[Start]

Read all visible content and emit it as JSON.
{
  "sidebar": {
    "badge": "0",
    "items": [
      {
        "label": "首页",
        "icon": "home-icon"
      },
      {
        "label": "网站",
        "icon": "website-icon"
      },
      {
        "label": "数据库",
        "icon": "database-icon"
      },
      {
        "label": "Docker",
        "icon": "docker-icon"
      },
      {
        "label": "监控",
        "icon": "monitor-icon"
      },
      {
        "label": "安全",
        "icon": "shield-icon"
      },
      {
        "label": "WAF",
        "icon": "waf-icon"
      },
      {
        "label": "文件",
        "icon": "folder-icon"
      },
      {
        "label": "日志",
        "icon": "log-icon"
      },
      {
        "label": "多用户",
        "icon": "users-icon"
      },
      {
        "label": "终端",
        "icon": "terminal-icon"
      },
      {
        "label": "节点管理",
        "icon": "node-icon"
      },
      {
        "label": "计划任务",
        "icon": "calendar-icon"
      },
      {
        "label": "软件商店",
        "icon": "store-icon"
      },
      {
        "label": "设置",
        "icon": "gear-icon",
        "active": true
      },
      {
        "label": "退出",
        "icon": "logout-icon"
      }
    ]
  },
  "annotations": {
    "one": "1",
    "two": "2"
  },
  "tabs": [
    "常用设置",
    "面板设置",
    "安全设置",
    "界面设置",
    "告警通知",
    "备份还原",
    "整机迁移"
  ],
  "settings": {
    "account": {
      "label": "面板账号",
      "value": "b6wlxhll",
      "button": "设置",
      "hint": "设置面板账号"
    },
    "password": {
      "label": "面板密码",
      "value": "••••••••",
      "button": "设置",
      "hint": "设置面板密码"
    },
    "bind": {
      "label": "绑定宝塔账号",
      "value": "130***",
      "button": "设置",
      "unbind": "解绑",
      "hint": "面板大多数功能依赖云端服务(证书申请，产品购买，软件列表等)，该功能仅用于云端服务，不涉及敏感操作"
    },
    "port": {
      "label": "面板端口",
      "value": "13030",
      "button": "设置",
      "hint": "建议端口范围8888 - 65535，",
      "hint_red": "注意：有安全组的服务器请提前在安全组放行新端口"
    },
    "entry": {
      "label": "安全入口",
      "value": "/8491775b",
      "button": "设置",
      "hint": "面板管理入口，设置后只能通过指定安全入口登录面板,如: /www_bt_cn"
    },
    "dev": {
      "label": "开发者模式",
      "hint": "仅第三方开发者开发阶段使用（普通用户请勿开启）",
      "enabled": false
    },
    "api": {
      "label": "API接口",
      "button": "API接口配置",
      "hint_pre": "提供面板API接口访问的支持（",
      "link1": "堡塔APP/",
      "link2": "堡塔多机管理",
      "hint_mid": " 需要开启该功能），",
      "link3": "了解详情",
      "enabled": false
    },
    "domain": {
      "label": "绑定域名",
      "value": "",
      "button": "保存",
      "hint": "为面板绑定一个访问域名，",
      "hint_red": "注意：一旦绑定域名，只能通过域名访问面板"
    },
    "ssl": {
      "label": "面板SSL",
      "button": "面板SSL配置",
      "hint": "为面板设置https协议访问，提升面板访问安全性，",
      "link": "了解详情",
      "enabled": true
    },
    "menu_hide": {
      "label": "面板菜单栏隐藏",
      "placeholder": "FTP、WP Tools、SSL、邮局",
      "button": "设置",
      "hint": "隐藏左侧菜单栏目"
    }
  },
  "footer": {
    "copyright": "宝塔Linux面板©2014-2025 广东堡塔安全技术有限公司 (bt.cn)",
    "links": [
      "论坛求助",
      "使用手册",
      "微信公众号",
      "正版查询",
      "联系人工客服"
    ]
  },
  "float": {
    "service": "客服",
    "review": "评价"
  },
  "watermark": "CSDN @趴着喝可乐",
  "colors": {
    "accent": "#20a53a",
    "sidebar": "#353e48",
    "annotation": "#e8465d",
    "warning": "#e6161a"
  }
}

[End]

§ Goal
Copy out each line of the listing that holds "value".

§ Result of the exercise
      "value": "b6wlxhll",
      "value": "••••••••",
      "value": "130***",
      "value": "13030",
      "value": "/8491775b",
      "value": "",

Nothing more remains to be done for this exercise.